Provided material:
•••

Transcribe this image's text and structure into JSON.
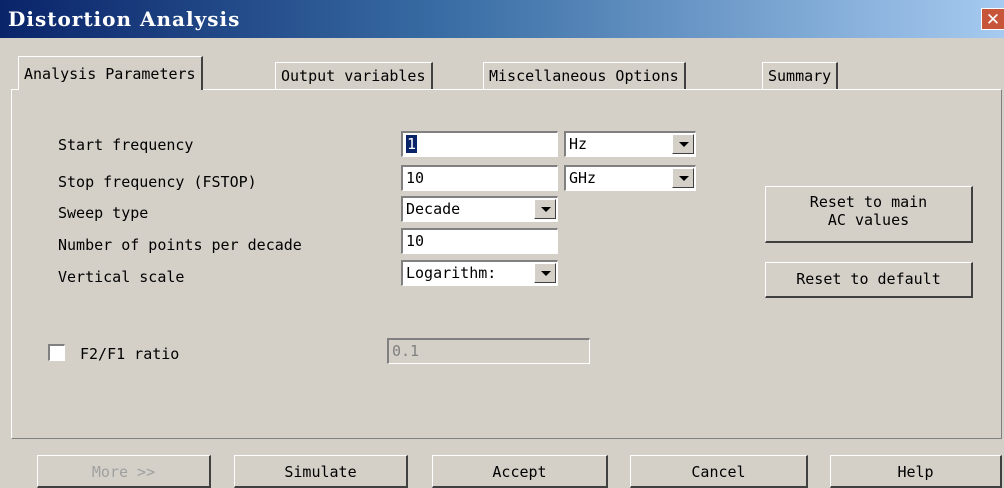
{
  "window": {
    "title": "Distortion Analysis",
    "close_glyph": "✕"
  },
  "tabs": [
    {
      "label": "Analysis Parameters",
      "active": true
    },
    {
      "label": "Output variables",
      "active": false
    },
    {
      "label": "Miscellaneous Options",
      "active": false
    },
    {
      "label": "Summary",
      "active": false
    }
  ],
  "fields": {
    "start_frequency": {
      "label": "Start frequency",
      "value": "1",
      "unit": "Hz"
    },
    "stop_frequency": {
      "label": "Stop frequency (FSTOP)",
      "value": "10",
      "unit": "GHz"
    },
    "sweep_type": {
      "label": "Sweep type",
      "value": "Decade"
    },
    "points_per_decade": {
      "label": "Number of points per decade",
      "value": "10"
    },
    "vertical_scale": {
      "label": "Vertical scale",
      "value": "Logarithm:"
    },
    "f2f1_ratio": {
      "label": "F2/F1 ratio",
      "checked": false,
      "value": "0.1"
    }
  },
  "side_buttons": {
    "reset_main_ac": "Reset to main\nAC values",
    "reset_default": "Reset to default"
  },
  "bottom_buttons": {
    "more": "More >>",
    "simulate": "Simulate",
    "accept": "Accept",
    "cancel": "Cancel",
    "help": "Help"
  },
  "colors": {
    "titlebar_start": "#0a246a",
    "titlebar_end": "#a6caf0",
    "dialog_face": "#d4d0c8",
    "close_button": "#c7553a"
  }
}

•••

Given instruction:
From the data above, write out everything exactly except the pictures.

The answer:
Transcribe this image's text and structure into JSON.
{
  "window": {
    "title": "Distortion Analysis",
    "close_glyph": "✕"
  },
  "tabs": [
    {
      "label": "Analysis Parameters",
      "active": true
    },
    {
      "label": "Output variables",
      "active": false
    },
    {
      "label": "Miscellaneous Options",
      "active": false
    },
    {
      "label": "Summary",
      "active": false
    }
  ],
  "fields": {
    "start_frequency": {
      "label": "Start frequency",
      "value": "1",
      "unit": "Hz"
    },
    "stop_frequency": {
      "label": "Stop frequency (FSTOP)",
      "value": "10",
      "unit": "GHz"
    },
    "sweep_type": {
      "label": "Sweep type",
      "value": "Decade"
    },
    "points_per_decade": {
      "label": "Number of points per decade",
      "value": "10"
    },
    "vertical_scale": {
      "label": "Vertical scale",
      "value": "Logarithm:"
    },
    "f2f1_ratio": {
      "label": "F2/F1 ratio",
      "checked": false,
      "value": "0.1"
    }
  },
  "side_buttons": {
    "reset_main_ac": "Reset to main\nAC values",
    "reset_default": "Reset to default"
  },
  "bottom_buttons": {
    "more": "More >>",
    "simulate": "Simulate",
    "accept": "Accept",
    "cancel": "Cancel",
    "help": "Help"
  },
  "colors": {
    "titlebar_start": "#0a246a",
    "titlebar_end": "#a6caf0",
    "dialog_face": "#d4d0c8",
    "close_button": "#c7553a"
  }
}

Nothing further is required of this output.